(Rows from a dataset)
-------
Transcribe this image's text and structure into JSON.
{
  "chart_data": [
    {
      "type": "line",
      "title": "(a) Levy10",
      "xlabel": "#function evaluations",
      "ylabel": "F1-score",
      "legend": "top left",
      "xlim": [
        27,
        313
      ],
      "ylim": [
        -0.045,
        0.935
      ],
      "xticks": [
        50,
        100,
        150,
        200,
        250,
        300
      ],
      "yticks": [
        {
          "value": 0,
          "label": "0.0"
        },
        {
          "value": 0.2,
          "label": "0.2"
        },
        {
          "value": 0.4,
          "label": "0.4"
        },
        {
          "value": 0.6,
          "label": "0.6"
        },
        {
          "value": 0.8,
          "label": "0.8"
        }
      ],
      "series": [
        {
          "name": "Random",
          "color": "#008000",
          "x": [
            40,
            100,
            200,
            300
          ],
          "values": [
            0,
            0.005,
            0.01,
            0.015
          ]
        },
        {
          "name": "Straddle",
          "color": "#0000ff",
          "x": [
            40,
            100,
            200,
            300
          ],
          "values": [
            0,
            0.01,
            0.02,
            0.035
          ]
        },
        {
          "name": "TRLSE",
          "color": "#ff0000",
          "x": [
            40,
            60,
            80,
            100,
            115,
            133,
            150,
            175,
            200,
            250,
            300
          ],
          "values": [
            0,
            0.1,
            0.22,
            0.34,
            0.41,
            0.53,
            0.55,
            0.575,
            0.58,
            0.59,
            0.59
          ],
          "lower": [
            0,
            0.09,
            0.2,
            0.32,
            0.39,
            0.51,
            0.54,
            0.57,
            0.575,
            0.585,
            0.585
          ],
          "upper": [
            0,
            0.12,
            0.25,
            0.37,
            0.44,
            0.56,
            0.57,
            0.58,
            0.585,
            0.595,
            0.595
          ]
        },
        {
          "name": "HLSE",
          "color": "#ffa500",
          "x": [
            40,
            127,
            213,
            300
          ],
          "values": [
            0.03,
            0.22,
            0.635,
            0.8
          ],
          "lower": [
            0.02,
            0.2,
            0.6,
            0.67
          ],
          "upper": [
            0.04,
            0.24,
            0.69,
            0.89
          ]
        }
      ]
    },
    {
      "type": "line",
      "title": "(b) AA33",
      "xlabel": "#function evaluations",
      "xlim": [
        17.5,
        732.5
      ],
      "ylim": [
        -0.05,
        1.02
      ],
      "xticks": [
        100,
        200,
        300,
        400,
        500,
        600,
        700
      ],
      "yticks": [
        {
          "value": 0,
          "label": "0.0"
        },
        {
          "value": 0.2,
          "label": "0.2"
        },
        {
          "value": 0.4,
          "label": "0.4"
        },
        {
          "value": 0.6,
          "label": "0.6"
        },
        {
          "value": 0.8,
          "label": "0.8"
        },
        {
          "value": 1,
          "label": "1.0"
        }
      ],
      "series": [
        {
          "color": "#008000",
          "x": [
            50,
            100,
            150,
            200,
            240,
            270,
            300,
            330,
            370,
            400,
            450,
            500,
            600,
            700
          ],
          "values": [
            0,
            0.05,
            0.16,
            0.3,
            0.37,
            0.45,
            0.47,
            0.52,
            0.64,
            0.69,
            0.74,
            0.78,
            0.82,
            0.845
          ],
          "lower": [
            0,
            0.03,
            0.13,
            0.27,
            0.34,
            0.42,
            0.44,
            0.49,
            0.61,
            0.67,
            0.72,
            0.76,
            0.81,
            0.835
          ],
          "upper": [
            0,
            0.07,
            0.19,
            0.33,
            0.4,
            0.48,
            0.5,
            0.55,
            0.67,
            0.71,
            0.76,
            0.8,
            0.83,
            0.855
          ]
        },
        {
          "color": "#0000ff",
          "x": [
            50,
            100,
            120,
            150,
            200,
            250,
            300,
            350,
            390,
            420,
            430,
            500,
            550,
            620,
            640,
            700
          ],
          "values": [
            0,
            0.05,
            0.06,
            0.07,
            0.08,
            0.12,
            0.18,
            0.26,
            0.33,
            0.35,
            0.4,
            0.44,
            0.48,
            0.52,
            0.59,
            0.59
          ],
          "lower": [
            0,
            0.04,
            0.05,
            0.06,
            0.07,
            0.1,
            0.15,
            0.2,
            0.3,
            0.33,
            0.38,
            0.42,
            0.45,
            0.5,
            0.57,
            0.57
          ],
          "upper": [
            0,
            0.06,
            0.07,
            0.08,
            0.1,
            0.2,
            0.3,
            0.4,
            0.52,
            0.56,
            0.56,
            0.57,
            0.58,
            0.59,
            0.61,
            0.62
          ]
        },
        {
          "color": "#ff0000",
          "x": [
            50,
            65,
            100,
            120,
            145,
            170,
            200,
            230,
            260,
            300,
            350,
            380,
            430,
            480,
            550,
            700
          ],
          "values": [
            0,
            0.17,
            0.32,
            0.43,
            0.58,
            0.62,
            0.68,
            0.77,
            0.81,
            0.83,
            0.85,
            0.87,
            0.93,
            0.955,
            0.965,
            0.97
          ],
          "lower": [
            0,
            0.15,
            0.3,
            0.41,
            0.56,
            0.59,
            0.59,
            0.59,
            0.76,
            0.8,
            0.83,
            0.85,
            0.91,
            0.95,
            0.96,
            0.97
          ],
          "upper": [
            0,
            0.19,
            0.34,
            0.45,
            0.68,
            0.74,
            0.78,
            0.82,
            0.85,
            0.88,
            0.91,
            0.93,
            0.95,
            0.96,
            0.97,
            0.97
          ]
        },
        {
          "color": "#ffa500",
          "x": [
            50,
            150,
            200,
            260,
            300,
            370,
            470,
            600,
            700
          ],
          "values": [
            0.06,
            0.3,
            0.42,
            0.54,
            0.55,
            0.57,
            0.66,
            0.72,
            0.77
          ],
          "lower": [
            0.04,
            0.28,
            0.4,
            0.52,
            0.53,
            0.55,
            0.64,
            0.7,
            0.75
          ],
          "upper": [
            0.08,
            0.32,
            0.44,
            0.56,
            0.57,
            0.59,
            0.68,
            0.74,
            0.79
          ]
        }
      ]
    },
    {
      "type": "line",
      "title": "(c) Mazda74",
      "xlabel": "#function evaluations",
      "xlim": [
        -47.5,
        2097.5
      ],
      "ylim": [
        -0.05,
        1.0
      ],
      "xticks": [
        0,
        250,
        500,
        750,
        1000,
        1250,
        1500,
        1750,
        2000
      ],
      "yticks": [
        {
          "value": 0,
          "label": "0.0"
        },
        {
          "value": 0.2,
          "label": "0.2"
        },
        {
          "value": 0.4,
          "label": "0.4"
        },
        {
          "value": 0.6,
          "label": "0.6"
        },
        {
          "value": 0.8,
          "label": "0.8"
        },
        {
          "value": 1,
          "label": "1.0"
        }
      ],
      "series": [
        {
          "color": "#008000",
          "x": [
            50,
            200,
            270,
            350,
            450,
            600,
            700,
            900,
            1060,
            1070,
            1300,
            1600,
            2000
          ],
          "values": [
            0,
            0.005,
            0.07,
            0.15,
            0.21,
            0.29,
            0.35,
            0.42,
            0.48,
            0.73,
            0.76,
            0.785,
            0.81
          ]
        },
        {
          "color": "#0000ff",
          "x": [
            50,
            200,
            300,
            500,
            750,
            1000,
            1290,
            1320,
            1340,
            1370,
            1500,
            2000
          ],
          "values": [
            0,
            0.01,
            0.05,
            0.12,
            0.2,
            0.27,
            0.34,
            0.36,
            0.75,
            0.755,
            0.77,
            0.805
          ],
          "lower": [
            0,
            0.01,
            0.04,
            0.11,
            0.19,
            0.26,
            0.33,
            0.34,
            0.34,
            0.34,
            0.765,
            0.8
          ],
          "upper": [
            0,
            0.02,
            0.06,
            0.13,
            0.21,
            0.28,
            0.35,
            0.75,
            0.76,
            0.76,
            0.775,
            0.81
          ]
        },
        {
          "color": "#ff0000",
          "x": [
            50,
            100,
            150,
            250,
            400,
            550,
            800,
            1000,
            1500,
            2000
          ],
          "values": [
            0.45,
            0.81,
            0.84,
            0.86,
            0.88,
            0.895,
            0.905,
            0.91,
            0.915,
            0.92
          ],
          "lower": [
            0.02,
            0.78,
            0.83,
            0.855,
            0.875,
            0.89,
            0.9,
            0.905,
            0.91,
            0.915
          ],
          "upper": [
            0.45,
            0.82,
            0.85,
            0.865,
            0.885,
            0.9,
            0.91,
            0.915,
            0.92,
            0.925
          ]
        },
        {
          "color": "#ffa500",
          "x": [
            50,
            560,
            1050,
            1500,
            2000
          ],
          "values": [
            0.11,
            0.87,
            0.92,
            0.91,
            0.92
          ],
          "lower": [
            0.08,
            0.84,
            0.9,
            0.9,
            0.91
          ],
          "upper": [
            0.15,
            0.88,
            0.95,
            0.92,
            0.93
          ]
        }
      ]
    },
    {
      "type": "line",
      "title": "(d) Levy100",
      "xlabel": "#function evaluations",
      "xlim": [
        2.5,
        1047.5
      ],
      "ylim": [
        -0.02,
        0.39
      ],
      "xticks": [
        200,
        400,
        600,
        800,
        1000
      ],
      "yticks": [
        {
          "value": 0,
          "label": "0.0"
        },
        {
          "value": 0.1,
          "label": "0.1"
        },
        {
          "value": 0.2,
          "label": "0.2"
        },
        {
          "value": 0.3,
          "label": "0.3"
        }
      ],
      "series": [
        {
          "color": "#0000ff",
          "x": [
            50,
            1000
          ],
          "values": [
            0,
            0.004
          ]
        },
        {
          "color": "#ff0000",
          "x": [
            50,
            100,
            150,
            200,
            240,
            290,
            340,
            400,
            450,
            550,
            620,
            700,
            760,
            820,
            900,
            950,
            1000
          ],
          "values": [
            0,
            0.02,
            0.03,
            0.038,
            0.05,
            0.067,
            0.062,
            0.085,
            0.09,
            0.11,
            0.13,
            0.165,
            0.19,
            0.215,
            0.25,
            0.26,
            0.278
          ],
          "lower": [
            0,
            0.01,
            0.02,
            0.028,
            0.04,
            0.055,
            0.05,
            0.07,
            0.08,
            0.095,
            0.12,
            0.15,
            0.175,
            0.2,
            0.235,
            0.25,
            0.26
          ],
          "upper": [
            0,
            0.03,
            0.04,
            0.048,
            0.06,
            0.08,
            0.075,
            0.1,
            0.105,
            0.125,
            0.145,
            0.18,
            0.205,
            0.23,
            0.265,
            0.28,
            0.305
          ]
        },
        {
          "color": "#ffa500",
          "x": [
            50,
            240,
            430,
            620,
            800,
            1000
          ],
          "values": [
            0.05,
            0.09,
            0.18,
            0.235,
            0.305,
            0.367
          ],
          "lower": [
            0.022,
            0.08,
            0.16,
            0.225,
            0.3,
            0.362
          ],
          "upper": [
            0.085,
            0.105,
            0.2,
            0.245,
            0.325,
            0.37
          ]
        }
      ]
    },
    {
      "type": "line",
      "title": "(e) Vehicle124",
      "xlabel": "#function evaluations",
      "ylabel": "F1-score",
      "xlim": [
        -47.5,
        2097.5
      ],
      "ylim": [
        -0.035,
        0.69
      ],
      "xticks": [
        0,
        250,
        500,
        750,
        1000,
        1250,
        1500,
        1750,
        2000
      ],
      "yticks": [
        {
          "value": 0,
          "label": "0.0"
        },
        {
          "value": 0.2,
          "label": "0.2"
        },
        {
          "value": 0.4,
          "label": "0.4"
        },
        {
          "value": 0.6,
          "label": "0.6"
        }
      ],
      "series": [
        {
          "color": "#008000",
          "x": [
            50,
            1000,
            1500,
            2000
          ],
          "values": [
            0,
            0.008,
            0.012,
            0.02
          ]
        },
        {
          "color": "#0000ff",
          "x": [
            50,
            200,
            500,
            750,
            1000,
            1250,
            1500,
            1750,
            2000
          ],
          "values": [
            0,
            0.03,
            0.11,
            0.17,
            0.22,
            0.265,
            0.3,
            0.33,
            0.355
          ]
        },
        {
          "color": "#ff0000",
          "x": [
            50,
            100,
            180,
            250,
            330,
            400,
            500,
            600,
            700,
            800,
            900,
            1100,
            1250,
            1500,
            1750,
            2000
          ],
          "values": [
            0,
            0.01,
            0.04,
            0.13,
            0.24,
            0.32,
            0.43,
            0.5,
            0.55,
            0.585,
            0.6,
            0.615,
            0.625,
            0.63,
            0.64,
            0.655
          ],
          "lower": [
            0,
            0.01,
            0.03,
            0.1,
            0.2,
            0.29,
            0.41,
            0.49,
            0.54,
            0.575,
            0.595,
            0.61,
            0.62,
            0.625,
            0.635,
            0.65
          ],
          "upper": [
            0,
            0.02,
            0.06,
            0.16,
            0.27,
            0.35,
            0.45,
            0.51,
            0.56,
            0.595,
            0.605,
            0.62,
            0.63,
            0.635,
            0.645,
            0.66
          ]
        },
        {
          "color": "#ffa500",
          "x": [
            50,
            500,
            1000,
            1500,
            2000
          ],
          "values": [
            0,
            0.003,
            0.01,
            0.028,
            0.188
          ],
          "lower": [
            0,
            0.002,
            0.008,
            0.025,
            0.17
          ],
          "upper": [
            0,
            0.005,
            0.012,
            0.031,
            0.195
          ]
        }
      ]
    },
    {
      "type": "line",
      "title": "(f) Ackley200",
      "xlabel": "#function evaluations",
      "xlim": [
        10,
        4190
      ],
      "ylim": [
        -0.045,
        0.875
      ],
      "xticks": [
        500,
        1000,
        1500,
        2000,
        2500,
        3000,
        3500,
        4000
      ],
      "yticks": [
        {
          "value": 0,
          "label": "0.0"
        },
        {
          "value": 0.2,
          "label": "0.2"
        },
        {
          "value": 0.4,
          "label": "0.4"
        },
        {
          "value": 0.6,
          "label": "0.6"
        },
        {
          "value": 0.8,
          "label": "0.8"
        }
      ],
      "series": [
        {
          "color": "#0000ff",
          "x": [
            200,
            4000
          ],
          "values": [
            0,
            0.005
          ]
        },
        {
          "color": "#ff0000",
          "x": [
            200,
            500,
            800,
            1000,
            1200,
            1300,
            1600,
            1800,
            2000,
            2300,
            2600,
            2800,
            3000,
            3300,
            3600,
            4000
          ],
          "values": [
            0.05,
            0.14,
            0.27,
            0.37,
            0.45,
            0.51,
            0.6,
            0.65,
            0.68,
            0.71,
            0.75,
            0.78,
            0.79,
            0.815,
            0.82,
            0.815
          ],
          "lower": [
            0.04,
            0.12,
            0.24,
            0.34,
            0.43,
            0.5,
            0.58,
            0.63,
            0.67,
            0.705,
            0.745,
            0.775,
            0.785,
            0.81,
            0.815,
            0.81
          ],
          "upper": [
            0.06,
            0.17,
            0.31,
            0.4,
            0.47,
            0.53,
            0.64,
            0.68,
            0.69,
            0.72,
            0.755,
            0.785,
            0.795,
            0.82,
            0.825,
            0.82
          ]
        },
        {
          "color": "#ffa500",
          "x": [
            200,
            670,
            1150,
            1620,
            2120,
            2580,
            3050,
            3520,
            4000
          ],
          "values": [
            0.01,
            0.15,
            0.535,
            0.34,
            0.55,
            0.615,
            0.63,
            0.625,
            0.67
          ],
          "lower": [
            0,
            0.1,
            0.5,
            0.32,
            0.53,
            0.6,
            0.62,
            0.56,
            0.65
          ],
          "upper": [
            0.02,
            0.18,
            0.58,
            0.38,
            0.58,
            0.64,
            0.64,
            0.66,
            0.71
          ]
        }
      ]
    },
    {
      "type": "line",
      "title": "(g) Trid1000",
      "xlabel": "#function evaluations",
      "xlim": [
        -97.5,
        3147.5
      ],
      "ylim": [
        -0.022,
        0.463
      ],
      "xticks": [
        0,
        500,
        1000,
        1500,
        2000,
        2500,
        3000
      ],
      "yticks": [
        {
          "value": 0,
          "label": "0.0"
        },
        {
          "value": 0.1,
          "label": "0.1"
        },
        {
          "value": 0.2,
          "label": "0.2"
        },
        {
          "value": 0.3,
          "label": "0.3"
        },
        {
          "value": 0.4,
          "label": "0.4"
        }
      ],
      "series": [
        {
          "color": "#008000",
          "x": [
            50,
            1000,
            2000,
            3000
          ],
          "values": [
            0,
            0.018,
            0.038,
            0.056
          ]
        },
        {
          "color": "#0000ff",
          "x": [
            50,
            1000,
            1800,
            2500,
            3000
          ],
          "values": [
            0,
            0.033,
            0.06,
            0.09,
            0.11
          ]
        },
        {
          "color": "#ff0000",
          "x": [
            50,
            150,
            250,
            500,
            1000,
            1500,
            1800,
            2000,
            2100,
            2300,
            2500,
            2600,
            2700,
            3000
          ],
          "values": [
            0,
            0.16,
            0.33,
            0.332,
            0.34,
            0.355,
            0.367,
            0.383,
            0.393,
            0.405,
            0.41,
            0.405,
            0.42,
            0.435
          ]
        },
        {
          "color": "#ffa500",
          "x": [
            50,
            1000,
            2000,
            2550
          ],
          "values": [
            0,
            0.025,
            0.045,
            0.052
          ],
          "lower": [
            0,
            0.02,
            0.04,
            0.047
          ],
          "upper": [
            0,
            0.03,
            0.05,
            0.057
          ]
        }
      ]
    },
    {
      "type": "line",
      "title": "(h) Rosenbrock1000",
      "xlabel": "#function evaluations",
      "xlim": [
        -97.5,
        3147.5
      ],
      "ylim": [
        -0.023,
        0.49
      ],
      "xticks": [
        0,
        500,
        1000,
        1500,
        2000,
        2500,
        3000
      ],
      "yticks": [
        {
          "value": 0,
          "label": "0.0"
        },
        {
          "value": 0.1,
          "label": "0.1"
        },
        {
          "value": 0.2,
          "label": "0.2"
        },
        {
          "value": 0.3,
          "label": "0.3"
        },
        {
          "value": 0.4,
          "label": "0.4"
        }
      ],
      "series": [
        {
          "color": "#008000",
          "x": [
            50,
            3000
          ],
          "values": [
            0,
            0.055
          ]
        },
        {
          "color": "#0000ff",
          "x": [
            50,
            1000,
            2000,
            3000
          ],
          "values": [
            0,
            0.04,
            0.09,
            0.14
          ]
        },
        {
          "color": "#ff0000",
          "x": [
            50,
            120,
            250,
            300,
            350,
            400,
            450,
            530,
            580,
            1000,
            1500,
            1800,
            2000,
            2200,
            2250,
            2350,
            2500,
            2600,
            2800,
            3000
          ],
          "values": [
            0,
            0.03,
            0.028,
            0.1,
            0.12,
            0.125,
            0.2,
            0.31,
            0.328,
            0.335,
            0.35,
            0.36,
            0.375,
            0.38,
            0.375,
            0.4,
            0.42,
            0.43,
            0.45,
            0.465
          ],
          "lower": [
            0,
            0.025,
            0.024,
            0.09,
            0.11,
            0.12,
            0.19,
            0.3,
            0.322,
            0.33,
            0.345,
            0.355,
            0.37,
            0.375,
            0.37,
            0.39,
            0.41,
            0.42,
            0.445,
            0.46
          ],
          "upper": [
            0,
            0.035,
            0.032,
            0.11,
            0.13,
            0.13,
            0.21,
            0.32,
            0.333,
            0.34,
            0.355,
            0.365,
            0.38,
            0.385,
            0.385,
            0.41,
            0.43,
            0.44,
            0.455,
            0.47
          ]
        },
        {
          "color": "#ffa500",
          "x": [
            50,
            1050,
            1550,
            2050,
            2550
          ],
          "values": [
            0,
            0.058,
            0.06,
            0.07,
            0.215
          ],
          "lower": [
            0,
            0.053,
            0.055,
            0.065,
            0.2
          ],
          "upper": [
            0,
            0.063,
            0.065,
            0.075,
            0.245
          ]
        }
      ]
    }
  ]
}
-------
- Short task -
Scan the material for lines with the word "name", and copy each line you find.

- Task solution -
          "name": "Random",
          "name": "Straddle",
          "name": "TRLSE",
          "name": "HLSE",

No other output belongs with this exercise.